**The input**
--- START ---

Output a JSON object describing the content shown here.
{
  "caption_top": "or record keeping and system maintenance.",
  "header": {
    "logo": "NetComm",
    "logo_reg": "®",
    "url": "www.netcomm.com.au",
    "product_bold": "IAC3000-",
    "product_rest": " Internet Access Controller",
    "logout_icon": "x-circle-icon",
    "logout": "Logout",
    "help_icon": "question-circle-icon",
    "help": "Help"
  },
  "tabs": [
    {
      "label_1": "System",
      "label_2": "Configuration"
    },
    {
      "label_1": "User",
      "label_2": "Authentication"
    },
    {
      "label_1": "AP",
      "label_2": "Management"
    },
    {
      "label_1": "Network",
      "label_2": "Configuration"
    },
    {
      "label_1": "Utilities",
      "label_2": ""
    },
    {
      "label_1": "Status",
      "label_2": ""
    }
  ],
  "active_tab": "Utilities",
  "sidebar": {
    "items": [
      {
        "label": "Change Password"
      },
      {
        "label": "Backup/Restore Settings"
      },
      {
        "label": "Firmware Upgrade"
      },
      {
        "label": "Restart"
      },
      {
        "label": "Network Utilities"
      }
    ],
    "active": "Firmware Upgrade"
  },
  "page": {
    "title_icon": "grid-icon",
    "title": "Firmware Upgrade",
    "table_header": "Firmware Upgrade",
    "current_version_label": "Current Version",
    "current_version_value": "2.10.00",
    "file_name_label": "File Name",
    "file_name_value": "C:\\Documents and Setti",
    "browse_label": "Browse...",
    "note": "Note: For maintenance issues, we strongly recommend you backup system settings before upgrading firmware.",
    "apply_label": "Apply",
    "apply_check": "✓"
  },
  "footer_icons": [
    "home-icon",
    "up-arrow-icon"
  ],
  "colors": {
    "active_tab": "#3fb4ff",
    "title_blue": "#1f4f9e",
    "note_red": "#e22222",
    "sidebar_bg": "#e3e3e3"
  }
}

--- END ---

**Exercise objective**
Quote the whole listing above, leaving nothing out.

**Reply to the task**
Output a JSON object describing the content shown here.
{
  "caption_top": "or record keeping and system maintenance.",
  "header": {
    "logo": "NetComm",
    "logo_reg": "®",
    "url": "www.netcomm.com.au",
    "product_bold": "IAC3000-",
    "product_rest": " Internet Access Controller",
    "logout_icon": "x-circle-icon",
    "logout": "Logout",
    "help_icon": "question-circle-icon",
    "help": "Help"
  },
  "tabs": [
    {
      "label_1": "System",
      "label_2": "Configuration"
    },
    {
      "label_1": "User",
      "label_2": "Authentication"
    },
    {
      "label_1": "AP",
      "label_2": "Management"
    },
    {
      "label_1": "Network",
      "label_2": "Configuration"
    },
    {
      "label_1": "Utilities",
      "label_2": ""
    },
    {
      "label_1": "Status",
      "label_2": ""
    }
  ],
  "active_tab": "Utilities",
  "sidebar": {
    "items": [
      {
        "label": "Change Password"
      },
      {
        "label": "Backup/Restore Settings"
      },
      {
        "label": "Firmware Upgrade"
      },
      {
        "label": "Restart"
      },
      {
        "label": "Network Utilities"
      }
    ],
    "active": "Firmware Upgrade"
  },
  "page": {
    "title_icon": "grid-icon",
    "title": "Firmware Upgrade",
    "table_header": "Firmware Upgrade",
    "current_version_label": "Current Version",
    "current_version_value": "2.10.00",
    "file_name_label": "File Name",
    "file_name_value": "C:\\Documents and Setti",
    "browse_label": "Browse...",
    "note": "Note: For maintenance issues, we strongly recommend you backup system settings before upgrading firmware.",
    "apply_label": "Apply",
    "apply_check": "✓"
  },
  "footer_icons": [
    "home-icon",
    "up-arrow-icon"
  ],
  "colors": {
    "active_tab": "#3fb4ff",
    "title_blue": "#1f4f9e",
    "note_red": "#e22222",
    "sidebar_bg": "#e3e3e3"
  }
}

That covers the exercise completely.